* start Records supplied *

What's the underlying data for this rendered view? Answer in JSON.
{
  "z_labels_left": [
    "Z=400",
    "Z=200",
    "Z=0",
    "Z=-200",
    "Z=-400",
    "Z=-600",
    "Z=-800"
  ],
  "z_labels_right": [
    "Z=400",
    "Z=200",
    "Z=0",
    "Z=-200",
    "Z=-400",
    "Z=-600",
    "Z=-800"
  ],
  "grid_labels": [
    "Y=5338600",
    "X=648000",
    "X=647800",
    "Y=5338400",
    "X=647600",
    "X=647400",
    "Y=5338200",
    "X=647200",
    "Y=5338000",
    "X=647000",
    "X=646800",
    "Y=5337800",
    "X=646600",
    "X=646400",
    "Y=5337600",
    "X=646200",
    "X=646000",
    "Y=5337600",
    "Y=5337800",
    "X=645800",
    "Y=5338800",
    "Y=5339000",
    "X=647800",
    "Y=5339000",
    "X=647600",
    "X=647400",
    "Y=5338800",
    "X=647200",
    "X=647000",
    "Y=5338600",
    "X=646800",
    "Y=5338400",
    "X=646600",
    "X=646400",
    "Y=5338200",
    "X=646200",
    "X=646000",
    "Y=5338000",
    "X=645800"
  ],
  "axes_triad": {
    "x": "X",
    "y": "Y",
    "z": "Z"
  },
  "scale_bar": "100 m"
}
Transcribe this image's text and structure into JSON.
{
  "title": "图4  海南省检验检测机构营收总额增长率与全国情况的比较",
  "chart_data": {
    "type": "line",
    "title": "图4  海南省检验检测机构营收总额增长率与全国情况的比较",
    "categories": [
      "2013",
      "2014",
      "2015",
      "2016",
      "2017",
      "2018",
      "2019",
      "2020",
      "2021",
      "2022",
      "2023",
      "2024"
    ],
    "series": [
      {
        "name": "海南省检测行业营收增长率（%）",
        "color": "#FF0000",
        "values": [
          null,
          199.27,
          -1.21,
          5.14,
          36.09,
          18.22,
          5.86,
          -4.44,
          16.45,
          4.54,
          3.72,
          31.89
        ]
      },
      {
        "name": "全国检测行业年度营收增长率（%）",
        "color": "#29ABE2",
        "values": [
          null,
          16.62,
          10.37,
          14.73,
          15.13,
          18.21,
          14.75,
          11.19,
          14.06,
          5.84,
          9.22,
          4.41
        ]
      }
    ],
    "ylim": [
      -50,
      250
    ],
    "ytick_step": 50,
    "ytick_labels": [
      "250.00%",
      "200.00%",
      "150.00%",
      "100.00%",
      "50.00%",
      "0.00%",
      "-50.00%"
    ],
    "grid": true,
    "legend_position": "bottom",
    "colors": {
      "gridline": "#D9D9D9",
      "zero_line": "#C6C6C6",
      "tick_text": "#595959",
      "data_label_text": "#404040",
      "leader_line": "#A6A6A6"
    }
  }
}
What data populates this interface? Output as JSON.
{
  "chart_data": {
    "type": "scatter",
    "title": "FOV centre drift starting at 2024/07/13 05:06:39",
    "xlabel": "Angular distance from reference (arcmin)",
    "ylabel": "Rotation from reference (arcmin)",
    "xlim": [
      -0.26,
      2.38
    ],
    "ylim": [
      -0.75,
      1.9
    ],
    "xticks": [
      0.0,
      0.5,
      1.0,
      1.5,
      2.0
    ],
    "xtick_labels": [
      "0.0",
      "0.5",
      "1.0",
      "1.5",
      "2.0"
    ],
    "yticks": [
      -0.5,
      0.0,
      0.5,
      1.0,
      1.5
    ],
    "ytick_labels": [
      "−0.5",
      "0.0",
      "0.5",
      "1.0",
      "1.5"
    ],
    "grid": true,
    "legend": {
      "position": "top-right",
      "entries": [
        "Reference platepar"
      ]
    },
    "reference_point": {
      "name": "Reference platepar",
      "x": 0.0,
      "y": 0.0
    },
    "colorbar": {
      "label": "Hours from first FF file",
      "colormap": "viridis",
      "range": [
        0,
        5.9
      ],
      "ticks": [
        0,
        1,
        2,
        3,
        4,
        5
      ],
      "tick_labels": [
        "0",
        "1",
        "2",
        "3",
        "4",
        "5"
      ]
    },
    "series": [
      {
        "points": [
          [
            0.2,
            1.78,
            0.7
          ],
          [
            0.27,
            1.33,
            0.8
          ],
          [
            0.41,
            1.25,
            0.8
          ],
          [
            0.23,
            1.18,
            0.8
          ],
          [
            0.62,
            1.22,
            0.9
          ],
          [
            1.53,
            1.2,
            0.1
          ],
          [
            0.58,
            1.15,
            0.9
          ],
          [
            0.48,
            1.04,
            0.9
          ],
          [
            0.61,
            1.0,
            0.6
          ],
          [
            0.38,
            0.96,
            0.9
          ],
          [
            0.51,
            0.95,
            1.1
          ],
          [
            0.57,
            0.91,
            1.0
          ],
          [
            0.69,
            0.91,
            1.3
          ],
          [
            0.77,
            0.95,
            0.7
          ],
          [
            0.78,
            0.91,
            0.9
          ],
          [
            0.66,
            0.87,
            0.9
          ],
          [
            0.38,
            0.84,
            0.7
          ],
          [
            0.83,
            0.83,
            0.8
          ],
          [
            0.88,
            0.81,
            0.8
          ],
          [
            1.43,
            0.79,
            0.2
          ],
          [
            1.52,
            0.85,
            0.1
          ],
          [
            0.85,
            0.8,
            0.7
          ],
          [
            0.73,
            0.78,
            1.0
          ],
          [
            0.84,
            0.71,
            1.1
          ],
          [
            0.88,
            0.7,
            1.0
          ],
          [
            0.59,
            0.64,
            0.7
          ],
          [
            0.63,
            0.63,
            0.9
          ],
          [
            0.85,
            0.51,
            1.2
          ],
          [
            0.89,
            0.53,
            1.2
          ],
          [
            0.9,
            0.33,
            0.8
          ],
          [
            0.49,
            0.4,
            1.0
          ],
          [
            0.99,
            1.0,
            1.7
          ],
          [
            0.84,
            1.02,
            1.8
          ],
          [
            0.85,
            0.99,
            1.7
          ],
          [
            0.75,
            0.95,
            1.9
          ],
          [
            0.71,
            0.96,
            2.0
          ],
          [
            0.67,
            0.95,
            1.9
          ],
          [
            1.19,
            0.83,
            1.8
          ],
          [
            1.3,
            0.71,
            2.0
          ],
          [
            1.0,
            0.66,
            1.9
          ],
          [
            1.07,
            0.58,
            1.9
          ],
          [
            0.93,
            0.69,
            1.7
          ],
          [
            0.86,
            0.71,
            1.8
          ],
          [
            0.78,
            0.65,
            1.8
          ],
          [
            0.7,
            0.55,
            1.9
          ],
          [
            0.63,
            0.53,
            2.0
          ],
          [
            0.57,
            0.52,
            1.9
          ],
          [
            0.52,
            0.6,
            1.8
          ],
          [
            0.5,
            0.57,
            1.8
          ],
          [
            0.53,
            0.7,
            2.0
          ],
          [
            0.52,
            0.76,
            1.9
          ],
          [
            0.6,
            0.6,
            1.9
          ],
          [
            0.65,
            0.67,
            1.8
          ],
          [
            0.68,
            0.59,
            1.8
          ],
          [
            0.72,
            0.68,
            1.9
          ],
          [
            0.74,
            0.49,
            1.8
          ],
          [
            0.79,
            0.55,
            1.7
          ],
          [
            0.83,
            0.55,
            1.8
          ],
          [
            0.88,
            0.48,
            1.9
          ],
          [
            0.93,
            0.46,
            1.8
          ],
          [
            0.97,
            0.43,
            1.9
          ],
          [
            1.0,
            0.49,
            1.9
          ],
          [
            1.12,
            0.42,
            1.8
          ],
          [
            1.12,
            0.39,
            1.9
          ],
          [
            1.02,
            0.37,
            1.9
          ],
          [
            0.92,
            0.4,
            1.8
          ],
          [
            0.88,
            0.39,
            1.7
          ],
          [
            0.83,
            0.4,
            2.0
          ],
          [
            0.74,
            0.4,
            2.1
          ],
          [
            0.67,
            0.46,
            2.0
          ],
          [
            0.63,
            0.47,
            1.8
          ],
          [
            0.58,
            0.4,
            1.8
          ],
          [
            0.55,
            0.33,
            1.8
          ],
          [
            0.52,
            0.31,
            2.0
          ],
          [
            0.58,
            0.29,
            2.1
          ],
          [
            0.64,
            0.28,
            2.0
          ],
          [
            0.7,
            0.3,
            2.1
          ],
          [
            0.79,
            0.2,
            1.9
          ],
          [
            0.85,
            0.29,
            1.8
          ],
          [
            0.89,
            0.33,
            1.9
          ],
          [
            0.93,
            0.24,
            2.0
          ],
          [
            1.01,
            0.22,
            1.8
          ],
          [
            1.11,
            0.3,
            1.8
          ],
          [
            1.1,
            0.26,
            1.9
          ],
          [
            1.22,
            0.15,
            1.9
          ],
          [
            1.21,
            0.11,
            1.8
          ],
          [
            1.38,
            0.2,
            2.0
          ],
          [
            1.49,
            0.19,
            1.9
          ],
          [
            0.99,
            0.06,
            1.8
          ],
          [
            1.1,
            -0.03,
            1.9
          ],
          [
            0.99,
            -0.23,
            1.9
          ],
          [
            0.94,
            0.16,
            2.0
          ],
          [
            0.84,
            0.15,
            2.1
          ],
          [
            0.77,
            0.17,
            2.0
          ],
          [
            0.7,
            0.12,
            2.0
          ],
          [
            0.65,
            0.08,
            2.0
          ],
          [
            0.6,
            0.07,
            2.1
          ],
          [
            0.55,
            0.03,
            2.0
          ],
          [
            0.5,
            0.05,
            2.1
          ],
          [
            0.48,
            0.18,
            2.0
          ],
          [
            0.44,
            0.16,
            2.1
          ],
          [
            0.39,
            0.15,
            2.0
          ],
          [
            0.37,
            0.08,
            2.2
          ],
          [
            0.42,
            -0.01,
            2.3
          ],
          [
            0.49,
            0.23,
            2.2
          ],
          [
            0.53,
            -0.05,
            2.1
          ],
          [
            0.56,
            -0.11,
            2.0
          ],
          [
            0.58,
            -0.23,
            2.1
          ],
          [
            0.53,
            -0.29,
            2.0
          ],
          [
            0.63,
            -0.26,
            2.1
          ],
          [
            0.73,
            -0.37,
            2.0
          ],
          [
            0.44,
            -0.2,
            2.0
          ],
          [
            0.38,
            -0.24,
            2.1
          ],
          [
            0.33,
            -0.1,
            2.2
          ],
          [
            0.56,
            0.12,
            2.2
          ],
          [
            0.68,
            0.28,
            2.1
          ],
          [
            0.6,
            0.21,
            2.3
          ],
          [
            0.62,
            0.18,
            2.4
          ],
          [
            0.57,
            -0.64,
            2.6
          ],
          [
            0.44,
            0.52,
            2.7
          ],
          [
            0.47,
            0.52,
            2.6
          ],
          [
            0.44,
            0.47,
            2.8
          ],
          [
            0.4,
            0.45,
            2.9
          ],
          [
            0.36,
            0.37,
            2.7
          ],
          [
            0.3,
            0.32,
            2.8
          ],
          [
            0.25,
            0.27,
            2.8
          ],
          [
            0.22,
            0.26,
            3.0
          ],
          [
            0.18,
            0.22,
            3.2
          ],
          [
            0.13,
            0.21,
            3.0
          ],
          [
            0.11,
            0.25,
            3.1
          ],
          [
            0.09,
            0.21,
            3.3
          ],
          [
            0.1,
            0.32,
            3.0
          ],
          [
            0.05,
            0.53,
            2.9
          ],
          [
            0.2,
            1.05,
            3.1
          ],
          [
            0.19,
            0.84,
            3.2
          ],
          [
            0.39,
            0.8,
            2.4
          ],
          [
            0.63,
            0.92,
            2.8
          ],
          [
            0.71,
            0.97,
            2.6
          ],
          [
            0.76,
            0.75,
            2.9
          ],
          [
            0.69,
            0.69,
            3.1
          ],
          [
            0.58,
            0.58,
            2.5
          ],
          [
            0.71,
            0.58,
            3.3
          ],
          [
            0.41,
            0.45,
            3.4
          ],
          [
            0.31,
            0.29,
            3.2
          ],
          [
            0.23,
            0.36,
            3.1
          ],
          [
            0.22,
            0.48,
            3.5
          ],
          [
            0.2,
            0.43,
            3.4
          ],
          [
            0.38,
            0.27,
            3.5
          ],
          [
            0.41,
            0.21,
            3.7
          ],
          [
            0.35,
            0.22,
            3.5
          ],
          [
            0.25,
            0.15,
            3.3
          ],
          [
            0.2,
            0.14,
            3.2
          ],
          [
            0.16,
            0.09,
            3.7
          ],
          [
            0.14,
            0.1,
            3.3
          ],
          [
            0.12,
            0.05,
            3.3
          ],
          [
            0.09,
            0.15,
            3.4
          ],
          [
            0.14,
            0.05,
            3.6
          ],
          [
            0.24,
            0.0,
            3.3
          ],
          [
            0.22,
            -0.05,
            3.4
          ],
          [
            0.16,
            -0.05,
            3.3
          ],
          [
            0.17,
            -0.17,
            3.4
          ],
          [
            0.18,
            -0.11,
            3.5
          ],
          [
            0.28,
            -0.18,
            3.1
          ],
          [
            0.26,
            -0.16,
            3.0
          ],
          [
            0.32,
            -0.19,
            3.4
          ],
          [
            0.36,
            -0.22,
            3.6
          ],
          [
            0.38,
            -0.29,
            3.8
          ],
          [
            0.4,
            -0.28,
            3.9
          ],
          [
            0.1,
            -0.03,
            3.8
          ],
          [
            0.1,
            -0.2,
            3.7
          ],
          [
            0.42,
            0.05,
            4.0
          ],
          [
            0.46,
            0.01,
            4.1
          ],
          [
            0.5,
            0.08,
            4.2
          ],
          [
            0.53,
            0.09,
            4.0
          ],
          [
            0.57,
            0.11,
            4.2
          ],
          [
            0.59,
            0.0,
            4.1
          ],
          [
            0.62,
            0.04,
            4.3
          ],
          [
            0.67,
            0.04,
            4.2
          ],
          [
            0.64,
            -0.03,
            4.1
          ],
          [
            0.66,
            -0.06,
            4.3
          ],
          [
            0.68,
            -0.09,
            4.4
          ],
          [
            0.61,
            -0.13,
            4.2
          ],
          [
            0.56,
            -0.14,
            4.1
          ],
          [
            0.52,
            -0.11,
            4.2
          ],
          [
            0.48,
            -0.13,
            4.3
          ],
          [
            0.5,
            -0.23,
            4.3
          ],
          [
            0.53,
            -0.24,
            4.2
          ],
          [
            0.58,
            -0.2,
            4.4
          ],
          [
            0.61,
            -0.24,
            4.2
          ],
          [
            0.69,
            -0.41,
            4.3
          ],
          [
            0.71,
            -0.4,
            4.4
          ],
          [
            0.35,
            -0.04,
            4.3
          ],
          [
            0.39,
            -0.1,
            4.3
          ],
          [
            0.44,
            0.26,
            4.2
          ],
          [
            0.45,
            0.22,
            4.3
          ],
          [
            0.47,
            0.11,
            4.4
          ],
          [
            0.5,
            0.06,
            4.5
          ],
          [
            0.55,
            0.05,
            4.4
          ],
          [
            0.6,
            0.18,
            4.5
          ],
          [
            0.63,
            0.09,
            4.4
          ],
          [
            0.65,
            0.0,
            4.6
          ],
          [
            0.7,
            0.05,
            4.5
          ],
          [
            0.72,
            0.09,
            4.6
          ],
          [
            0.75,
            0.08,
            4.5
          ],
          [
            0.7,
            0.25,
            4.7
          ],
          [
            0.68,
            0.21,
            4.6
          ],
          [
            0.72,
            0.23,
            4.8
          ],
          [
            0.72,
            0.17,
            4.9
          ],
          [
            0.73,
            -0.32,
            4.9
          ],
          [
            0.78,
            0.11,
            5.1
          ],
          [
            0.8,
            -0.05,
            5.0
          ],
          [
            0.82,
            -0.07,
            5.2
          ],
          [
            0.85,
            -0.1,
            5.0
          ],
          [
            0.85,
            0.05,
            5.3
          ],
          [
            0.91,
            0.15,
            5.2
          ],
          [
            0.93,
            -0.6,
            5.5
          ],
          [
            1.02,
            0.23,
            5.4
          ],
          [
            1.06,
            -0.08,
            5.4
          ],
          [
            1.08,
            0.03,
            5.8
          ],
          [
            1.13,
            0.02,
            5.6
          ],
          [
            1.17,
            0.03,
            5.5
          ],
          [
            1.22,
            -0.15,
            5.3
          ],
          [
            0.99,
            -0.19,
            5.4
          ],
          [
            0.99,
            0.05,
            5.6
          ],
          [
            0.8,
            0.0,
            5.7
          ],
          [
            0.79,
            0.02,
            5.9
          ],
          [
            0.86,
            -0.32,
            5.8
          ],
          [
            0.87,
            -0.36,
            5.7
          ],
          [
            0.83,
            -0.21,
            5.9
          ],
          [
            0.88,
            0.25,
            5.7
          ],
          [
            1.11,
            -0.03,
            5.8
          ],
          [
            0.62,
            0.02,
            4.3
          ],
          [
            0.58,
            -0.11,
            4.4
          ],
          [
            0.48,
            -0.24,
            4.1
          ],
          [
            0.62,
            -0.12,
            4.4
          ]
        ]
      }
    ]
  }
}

* end Records supplied *

[To be done]: Locate the lines above that contain "title" and copy them.

[The answer]:
  "title": "图4  海南省检验检测机构营收总额增长率与全国情况的比较",
    "title": "图4  海南省检验检测机构营收总额增长率与全国情况的比较",
    "title": "FOV centre drift starting at 2024/07/13 05:06:39",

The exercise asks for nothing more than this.